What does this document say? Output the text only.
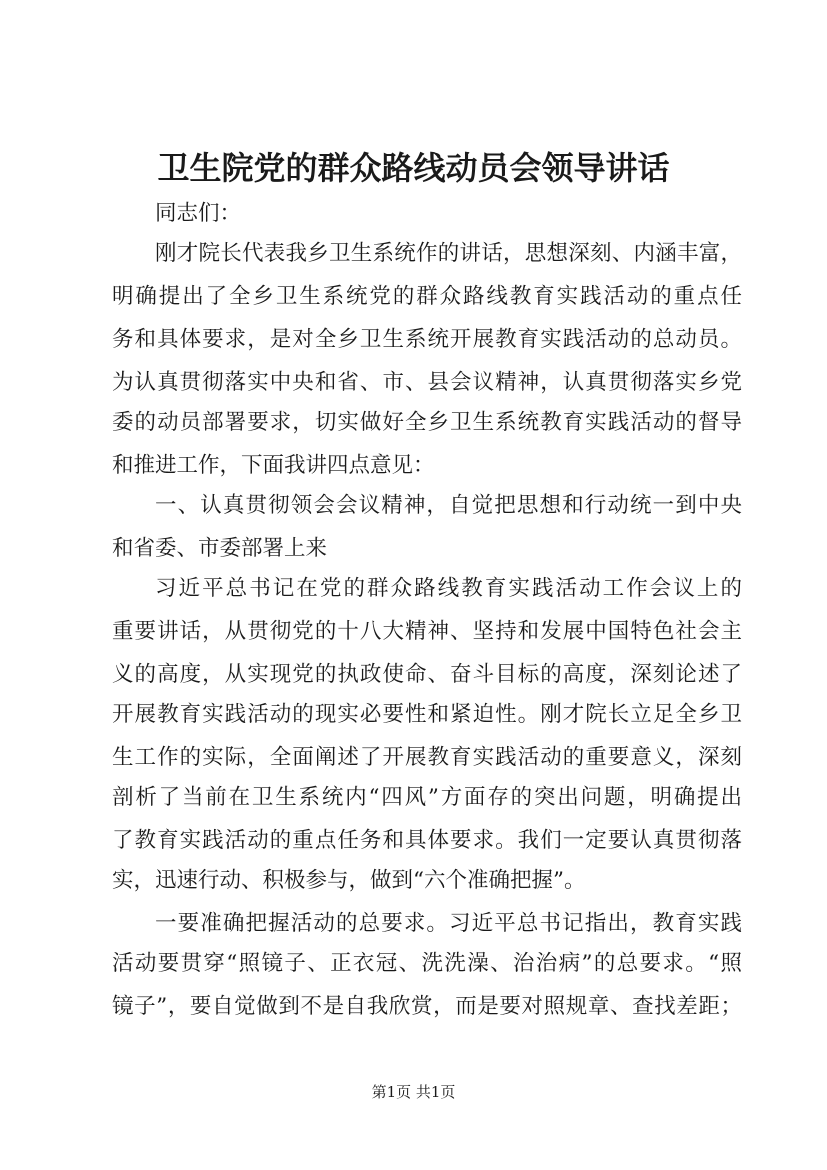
卫生院党的群众路线动员会领导讲话
同志们：
刚才院长代表我乡卫生系统作的讲话，思想深刻、内涵丰富，
明确提出了全乡卫生系统党的群众路线教育实践活动的重点任
务和具体要求，是对全乡卫生系统开展教育实践活动的总动员。
为认真贯彻落实中央和省、市、县会议精神，认真贯彻落实乡党
委的动员部署要求，切实做好全乡卫生系统教育实践活动的督导
和推进工作，下面我讲四点意见：
一、认真贯彻领会会议精神，自觉把思想和行动统一到中央
和省委、市委部署上来
习近平总书记在党的群众路线教育实践活动工作会议上的
重要讲话，从贯彻党的十八大精神、坚持和发展中国特色社会主
义的高度，从实现党的执政使命、奋斗目标的高度，深刻论述了
开展教育实践活动的现实必要性和紧迫性。刚才院长立足全乡卫
生工作的实际，全面阐述了开展教育实践活动的重要意义，深刻
剖析了当前在卫生系统内“四风”方面存的突出问题，明确提出
了教育实践活动的重点任务和具体要求。我们一定要认真贯彻落
实，迅速行动、积极参与，做到“六个准确把握”。
一要准确把握活动的总要求。习近平总书记指出，教育实践
活动要贯穿“照镜子、正衣冠、洗洗澡、治治病”的总要求。“照
镜子”，要自觉做到不是自我欣赏，而是要对照规章、查找差距；
第1页 共1页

- [Required task]:
Without the pictures, extract every entry verbatim.

- [Answer to this exercise]:
What does this document say? Output the text only.
卫生院党的群众路线动员会领导讲话
同志们：
刚才院长代表我乡卫生系统作的讲话，思想深刻、内涵丰富，
明确提出了全乡卫生系统党的群众路线教育实践活动的重点任
务和具体要求，是对全乡卫生系统开展教育实践活动的总动员。
为认真贯彻落实中央和省、市、县会议精神，认真贯彻落实乡党
委的动员部署要求，切实做好全乡卫生系统教育实践活动的督导
和推进工作，下面我讲四点意见：
一、认真贯彻领会会议精神，自觉把思想和行动统一到中央
和省委、市委部署上来
习近平总书记在党的群众路线教育实践活动工作会议上的
重要讲话，从贯彻党的十八大精神、坚持和发展中国特色社会主
义的高度，从实现党的执政使命、奋斗目标的高度，深刻论述了
开展教育实践活动的现实必要性和紧迫性。刚才院长立足全乡卫
生工作的实际，全面阐述了开展教育实践活动的重要意义，深刻
剖析了当前在卫生系统内“四风”方面存的突出问题，明确提出
了教育实践活动的重点任务和具体要求。我们一定要认真贯彻落
实，迅速行动、积极参与，做到“六个准确把握”。
一要准确把握活动的总要求。习近平总书记指出，教育实践
活动要贯穿“照镜子、正衣冠、洗洗澡、治治病”的总要求。“照
镜子”，要自觉做到不是自我欣赏，而是要对照规章、查找差距；
第1页 共1页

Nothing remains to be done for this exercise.